Things to do:
1. List every statistic reported in the printed output of the t-test tutorial, along with its value.
2. Reproduce word for word everything in the t-test tutorial from "This same format" down to "and then compared.".

Document text:
--- begin ---

Now that we have an understanding of how our sample mpg compares to the population, we’re interested in whether there is a difference in mpg between manual and automatic transmission cars. We can test this using a two sample t-test and the following code:

mtcars %$% t.test(mpg ~ am)

## 
##  Welch Two Sample t-test
## 
## data:  mpg by am
## t = -3.7671, df = 18.332, p-value = 0.001374
## alternative hypothesis: true difference in means is not equal to 0
## 95 percent confidence interval:
##  -11.280194  -3.209684
## sample estimates:
## mean in group 0 mean in group 1 
##        17.14737        24.39231

Two sample t-tests are probably the most common type of t-test and test differences in a continuous variable across two groups. You’ll notice here that the code is a bit different than a single sample t-test: rather than a comma, the variables mpg (the outcome) and am (the group variable) are separated by a ~ (pronounced “tilde”). Why? This is the formula format used in R, which we will be seeing in the code for most statistical tests from here on out. The formula format is as follows:

(dependent_variable ~ independent_variables)

This same format will be used for ANOVAs, regressions, and each of their variants, as well. Here, the formula format is used to identify am as the grouping variable by which mpg is split up and then compared.

OK, now what do the results say?

The output format is very similar to a single sample t-test, except for a few things. First, the alternative hypothesis will now always be the same: “true difference in means is not equal to 0”. Rather than testing against a standard, we are testing whether the difference between means is equal to 0. Second, the sample estimates now give us two numbers–the means for each of the groups.

--- end ---

Dataset content:
--- begin ---

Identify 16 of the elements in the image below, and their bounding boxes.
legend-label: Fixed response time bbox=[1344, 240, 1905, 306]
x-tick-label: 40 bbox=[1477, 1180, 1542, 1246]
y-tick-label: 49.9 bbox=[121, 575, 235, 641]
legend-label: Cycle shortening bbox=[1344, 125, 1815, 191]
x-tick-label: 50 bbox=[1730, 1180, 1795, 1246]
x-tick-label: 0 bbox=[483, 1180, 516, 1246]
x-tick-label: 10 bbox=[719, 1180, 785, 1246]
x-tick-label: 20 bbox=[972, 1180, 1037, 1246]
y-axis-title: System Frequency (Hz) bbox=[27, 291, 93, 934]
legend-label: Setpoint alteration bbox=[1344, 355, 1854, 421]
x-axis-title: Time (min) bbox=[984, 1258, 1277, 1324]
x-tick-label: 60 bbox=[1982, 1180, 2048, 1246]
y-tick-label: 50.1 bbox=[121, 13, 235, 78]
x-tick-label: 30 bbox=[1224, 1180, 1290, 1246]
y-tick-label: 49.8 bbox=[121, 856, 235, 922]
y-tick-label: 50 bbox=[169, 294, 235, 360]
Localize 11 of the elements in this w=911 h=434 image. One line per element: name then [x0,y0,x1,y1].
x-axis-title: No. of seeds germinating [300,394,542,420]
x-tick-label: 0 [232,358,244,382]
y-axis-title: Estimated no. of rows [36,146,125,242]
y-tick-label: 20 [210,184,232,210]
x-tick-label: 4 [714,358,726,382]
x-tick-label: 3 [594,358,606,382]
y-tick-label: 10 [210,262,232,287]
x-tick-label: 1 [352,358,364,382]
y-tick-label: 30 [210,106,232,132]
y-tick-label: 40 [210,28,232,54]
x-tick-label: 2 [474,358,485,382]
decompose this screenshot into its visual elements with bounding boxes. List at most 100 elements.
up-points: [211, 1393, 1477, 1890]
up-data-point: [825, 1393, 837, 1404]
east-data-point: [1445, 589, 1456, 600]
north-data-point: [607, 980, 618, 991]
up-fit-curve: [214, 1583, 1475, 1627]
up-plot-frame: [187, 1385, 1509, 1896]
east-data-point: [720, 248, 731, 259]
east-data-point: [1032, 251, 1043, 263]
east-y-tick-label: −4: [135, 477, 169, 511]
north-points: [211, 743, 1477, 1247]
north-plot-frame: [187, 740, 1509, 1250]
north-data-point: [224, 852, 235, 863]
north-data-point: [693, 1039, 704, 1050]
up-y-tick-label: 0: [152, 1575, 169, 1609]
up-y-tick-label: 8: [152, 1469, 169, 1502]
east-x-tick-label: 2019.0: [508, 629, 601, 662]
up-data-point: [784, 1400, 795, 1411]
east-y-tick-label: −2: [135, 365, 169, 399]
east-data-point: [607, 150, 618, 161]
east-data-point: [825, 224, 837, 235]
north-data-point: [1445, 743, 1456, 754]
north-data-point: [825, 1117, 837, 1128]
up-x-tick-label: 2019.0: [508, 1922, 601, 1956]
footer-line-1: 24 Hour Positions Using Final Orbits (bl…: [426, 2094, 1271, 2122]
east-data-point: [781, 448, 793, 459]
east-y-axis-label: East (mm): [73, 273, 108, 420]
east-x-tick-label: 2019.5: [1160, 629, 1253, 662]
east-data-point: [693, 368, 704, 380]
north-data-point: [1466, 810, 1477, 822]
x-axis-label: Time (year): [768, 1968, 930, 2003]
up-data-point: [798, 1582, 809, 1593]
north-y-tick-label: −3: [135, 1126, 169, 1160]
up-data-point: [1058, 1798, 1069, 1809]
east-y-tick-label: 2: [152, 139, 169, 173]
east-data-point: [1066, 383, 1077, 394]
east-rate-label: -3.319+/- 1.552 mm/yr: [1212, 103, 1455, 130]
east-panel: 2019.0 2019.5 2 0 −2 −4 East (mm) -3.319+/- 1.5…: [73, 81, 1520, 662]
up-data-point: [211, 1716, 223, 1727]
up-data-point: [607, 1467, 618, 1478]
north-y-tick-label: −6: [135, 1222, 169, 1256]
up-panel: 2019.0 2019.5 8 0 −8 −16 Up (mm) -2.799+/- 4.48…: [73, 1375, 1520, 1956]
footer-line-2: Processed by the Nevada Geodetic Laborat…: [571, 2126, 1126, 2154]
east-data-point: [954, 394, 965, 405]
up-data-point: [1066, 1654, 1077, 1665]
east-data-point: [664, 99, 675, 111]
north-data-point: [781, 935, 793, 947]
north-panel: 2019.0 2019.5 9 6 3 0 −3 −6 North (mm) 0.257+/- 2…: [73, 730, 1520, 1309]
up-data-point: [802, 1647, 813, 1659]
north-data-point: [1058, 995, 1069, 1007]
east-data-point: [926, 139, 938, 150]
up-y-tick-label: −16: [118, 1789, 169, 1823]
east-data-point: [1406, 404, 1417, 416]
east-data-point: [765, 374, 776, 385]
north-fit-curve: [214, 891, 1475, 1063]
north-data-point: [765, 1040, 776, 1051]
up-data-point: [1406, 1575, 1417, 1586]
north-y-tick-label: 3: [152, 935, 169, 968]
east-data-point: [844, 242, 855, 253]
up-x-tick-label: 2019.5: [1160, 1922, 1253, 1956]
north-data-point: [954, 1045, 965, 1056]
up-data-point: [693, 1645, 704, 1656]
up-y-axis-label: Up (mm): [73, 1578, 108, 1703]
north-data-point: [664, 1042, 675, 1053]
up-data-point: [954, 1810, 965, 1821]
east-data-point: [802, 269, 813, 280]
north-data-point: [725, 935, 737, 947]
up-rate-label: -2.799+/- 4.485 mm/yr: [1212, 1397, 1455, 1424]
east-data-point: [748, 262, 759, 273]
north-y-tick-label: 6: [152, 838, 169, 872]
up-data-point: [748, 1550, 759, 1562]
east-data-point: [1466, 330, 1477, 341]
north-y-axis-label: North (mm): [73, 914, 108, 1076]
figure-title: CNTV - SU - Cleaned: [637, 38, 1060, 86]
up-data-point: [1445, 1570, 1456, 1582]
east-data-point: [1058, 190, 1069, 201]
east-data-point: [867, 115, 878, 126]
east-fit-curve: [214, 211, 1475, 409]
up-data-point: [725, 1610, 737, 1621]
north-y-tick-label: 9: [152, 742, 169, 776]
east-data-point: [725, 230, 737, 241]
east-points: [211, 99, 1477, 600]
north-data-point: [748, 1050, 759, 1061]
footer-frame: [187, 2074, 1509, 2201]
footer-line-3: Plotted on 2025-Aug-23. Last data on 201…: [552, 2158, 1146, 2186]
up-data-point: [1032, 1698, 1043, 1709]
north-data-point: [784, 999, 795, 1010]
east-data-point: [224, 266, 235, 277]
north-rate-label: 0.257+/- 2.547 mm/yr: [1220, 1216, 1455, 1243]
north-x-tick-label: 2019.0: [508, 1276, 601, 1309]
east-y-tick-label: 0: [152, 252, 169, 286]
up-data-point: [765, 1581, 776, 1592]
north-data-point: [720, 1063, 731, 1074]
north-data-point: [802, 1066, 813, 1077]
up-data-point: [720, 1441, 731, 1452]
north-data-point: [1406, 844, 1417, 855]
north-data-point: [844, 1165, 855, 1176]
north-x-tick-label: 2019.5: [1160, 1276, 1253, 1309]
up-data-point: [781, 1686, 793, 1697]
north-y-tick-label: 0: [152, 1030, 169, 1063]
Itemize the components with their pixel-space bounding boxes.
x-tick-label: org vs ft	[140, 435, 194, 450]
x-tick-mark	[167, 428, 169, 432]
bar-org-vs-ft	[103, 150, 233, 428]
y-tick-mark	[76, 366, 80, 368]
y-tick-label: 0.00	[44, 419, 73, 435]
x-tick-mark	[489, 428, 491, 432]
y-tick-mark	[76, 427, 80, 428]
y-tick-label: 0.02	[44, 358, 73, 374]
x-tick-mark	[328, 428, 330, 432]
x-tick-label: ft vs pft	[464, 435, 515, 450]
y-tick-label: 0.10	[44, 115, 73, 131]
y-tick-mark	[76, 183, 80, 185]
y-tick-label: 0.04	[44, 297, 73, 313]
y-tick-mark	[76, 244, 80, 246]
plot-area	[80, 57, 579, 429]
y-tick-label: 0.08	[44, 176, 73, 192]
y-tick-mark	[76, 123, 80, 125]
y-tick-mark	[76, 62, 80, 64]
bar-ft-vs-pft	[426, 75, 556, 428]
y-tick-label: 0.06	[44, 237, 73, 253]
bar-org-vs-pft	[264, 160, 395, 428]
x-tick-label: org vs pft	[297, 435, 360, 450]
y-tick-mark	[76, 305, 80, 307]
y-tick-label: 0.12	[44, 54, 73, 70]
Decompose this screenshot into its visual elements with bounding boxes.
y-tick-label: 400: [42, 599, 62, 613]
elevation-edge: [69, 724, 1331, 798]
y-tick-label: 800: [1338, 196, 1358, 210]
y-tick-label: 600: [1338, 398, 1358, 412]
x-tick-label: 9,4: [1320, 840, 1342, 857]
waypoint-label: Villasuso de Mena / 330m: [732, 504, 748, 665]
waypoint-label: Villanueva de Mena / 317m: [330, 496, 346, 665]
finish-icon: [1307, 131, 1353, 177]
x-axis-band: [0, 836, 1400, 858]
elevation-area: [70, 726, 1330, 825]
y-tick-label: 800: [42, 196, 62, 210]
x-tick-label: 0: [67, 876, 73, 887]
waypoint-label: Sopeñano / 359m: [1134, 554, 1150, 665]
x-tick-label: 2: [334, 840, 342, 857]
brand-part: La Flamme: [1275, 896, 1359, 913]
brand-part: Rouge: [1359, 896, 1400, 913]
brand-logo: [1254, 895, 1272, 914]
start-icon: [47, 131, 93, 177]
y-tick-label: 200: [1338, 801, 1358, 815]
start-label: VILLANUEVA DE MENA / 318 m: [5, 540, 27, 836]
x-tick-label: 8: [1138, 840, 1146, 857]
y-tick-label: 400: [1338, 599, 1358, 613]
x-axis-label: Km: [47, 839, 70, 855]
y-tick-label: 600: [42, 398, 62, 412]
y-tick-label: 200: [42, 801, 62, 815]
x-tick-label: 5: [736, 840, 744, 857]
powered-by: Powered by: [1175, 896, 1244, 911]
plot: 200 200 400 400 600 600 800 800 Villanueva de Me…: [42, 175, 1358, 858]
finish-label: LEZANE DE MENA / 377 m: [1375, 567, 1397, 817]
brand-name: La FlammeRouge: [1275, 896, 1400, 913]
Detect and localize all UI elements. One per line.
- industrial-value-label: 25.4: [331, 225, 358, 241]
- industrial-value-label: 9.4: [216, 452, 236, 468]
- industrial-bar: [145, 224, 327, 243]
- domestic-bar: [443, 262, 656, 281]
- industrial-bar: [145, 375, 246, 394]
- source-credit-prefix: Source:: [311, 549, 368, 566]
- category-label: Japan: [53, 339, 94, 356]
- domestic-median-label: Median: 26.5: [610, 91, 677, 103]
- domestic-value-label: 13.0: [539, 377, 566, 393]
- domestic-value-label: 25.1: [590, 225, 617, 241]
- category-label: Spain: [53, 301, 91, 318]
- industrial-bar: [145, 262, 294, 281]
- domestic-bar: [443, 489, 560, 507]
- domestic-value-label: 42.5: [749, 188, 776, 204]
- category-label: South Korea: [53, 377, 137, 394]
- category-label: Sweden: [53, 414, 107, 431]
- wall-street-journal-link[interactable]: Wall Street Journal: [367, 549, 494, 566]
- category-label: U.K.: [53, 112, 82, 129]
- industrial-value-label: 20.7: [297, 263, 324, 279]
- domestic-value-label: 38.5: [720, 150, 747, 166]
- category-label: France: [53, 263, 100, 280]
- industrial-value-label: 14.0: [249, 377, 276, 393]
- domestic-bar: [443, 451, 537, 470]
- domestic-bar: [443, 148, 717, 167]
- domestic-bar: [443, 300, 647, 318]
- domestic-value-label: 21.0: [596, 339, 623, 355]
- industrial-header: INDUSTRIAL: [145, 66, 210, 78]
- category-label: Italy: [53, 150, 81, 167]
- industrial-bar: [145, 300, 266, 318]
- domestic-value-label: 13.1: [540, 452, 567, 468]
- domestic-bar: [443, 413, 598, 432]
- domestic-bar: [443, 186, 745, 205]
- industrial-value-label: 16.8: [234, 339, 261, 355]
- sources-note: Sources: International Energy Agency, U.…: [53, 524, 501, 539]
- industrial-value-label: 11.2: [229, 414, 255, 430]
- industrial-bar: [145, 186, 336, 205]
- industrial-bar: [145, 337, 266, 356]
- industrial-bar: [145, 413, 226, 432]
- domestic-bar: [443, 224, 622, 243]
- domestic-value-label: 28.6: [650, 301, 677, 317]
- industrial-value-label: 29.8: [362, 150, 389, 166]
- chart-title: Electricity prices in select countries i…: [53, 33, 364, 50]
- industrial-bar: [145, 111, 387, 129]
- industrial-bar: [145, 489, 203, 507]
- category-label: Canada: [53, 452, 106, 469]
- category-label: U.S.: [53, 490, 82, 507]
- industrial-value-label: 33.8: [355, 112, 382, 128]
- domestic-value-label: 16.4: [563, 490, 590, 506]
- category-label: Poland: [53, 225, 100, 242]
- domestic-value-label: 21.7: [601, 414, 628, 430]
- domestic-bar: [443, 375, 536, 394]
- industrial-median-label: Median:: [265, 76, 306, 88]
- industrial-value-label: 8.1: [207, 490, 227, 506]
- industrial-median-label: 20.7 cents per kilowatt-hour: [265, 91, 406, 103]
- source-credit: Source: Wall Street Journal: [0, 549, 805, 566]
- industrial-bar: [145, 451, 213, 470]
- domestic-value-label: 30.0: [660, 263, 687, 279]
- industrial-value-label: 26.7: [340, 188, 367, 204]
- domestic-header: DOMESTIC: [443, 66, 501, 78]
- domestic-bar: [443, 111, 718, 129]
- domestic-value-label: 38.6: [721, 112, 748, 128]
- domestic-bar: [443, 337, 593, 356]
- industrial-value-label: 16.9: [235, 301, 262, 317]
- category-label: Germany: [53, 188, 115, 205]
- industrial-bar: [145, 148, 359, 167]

--- end ---

Full answers:
1.
- t = -3.7671
- df = 18.332
- p-value = 0.001374
- 95 percent confidence interval: -11.280194 to -3.209684
- mean in group 0: 17.14737
- mean in group 1: 24.39231

2.
This same format will be used for ANOVAs, regressions, and each of their variants, as well. Here, the formula format is used to identify am as the grouping variable by which mpg is split up and then compared.